§ What is being asked: Print the data exactly as it is given, please.

Dataset excerpt:
┄┄┄┄┄┄┄┄┄┄

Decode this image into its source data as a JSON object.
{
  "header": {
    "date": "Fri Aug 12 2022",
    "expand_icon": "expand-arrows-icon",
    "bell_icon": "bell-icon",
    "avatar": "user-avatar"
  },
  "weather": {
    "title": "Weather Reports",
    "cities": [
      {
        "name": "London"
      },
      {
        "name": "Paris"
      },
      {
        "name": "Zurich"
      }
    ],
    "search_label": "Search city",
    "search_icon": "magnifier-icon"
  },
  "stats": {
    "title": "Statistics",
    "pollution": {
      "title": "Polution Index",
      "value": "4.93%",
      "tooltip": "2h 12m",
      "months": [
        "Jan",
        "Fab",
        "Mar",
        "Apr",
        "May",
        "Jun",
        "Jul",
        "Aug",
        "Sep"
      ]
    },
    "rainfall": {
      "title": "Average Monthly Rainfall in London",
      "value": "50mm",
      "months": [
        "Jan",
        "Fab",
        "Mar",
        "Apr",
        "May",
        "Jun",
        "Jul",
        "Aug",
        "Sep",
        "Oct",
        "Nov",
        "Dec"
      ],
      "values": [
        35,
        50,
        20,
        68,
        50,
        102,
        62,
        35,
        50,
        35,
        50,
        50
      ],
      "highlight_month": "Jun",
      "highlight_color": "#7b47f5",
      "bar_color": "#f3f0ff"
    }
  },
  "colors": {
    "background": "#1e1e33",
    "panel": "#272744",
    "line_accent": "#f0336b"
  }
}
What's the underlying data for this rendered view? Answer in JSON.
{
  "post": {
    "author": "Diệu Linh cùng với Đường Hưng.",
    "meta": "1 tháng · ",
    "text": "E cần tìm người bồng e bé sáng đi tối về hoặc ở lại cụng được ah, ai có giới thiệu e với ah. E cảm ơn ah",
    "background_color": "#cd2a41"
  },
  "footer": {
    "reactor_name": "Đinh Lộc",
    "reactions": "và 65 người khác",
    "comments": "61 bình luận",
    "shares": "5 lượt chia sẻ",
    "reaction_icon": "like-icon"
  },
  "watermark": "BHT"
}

┄┄┄┄┄┄┄┄┄┄

§ Task result:
Decode this image into its source data as a JSON object.
{
  "header": {
    "date": "Fri Aug 12 2022",
    "expand_icon": "expand-arrows-icon",
    "bell_icon": "bell-icon",
    "avatar": "user-avatar"
  },
  "weather": {
    "title": "Weather Reports",
    "cities": [
      {
        "name": "London"
      },
      {
        "name": "Paris"
      },
      {
        "name": "Zurich"
      }
    ],
    "search_label": "Search city",
    "search_icon": "magnifier-icon"
  },
  "stats": {
    "title": "Statistics",
    "pollution": {
      "title": "Polution Index",
      "value": "4.93%",
      "tooltip": "2h 12m",
      "months": [
        "Jan",
        "Fab",
        "Mar",
        "Apr",
        "May",
        "Jun",
        "Jul",
        "Aug",
        "Sep"
      ]
    },
    "rainfall": {
      "title": "Average Monthly Rainfall in London",
      "value": "50mm",
      "months": [
        "Jan",
        "Fab",
        "Mar",
        "Apr",
        "May",
        "Jun",
        "Jul",
        "Aug",
        "Sep",
        "Oct",
        "Nov",
        "Dec"
      ],
      "values": [
        35,
        50,
        20,
        68,
        50,
        102,
        62,
        35,
        50,
        35,
        50,
        50
      ],
      "highlight_month": "Jun",
      "highlight_color": "#7b47f5",
      "bar_color": "#f3f0ff"
    }
  },
  "colors": {
    "background": "#1e1e33",
    "panel": "#272744",
    "line_accent": "#f0336b"
  }
}
What's the underlying data for this rendered view? Answer in JSON.
{
  "post": {
    "author": "Diệu Linh cùng với Đường Hưng.",
    "meta": "1 tháng · ",
    "text": "E cần tìm người bồng e bé sáng đi tối về hoặc ở lại cụng được ah, ai có giới thiệu e với ah. E cảm ơn ah",
    "background_color": "#cd2a41"
  },
  "footer": {
    "reactor_name": "Đinh Lộc",
    "reactions": "và 65 người khác",
    "comments": "61 bình luận",
    "shares": "5 lượt chia sẻ",
    "reaction_icon": "like-icon"
  },
  "watermark": "BHT"
}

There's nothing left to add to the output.